## What to produce
Print the data that follows exactly.

## Available data
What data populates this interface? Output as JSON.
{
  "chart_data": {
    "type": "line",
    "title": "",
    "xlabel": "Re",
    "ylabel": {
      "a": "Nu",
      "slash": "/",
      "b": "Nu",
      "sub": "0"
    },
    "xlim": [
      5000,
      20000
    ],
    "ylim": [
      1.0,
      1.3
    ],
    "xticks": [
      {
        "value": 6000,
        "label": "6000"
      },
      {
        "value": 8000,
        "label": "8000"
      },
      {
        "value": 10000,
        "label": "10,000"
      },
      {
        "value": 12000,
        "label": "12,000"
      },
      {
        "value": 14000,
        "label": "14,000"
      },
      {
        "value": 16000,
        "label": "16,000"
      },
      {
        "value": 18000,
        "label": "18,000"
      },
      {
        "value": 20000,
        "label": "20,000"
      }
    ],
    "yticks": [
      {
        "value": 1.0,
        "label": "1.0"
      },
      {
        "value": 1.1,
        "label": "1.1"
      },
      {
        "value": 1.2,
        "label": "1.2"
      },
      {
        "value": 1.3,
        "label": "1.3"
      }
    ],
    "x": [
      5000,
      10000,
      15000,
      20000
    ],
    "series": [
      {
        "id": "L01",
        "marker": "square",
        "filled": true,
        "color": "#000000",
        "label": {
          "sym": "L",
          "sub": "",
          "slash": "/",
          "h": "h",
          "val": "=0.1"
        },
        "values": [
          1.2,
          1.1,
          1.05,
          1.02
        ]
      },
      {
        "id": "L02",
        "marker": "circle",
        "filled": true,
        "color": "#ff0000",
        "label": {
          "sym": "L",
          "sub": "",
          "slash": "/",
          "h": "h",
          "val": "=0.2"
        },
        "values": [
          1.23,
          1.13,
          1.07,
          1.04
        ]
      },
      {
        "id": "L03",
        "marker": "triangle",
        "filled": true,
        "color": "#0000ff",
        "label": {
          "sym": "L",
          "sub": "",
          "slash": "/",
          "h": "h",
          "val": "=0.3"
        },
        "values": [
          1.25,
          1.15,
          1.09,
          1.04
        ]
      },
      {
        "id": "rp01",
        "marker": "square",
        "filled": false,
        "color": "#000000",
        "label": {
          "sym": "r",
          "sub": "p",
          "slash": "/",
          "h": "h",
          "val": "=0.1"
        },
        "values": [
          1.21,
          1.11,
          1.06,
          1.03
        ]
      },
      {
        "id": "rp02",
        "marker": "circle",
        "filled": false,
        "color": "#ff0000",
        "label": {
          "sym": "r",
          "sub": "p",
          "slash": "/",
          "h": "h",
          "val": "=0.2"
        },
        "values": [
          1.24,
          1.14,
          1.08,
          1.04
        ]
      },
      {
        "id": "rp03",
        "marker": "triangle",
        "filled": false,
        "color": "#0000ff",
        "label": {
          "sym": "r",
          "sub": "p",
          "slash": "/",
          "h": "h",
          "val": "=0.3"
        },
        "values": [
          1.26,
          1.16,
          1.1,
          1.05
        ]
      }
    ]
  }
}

## Full solution
What data populates this interface? Output as JSON.
{
  "chart_data": {
    "type": "line",
    "title": "",
    "xlabel": "Re",
    "ylabel": {
      "a": "Nu",
      "slash": "/",
      "b": "Nu",
      "sub": "0"
    },
    "xlim": [
      5000,
      20000
    ],
    "ylim": [
      1.0,
      1.3
    ],
    "xticks": [
      {
        "value": 6000,
        "label": "6000"
      },
      {
        "value": 8000,
        "label": "8000"
      },
      {
        "value": 10000,
        "label": "10,000"
      },
      {
        "value": 12000,
        "label": "12,000"
      },
      {
        "value": 14000,
        "label": "14,000"
      },
      {
        "value": 16000,
        "label": "16,000"
      },
      {
        "value": 18000,
        "label": "18,000"
      },
      {
        "value": 20000,
        "label": "20,000"
      }
    ],
    "yticks": [
      {
        "value": 1.0,
        "label": "1.0"
      },
      {
        "value": 1.1,
        "label": "1.1"
      },
      {
        "value": 1.2,
        "label": "1.2"
      },
      {
        "value": 1.3,
        "label": "1.3"
      }
    ],
    "x": [
      5000,
      10000,
      15000,
      20000
    ],
    "series": [
      {
        "id": "L01",
        "marker": "square",
        "filled": true,
        "color": "#000000",
        "label": {
          "sym": "L",
          "sub": "",
          "slash": "/",
          "h": "h",
          "val": "=0.1"
        },
        "values": [
          1.2,
          1.1,
          1.05,
          1.02
        ]
      },
      {
        "id": "L02",
        "marker": "circle",
        "filled": true,
        "color": "#ff0000",
        "label": {
          "sym": "L",
          "sub": "",
          "slash": "/",
          "h": "h",
          "val": "=0.2"
        },
        "values": [
          1.23,
          1.13,
          1.07,
          1.04
        ]
      },
      {
        "id": "L03",
        "marker": "triangle",
        "filled": true,
        "color": "#0000ff",
        "label": {
          "sym": "L",
          "sub": "",
          "slash": "/",
          "h": "h",
          "val": "=0.3"
        },
        "values": [
          1.25,
          1.15,
          1.09,
          1.04
        ]
      },
      {
        "id": "rp01",
        "marker": "square",
        "filled": false,
        "color": "#000000",
        "label": {
          "sym": "r",
          "sub": "p",
          "slash": "/",
          "h": "h",
          "val": "=0.1"
        },
        "values": [
          1.21,
          1.11,
          1.06,
          1.03
        ]
      },
      {
        "id": "rp02",
        "marker": "circle",
        "filled": false,
        "color": "#ff0000",
        "label": {
          "sym": "r",
          "sub": "p",
          "slash": "/",
          "h": "h",
          "val": "=0.2"
        },
        "values": [
          1.24,
          1.14,
          1.08,
          1.04
        ]
      },
      {
        "id": "rp03",
        "marker": "triangle",
        "filled": false,
        "color": "#0000ff",
        "label": {
          "sym": "r",
          "sub": "p",
          "slash": "/",
          "h": "h",
          "val": "=0.3"
        },
        "values": [
          1.26,
          1.16,
          1.1,
          1.05
        ]
      }
    ]
  }
}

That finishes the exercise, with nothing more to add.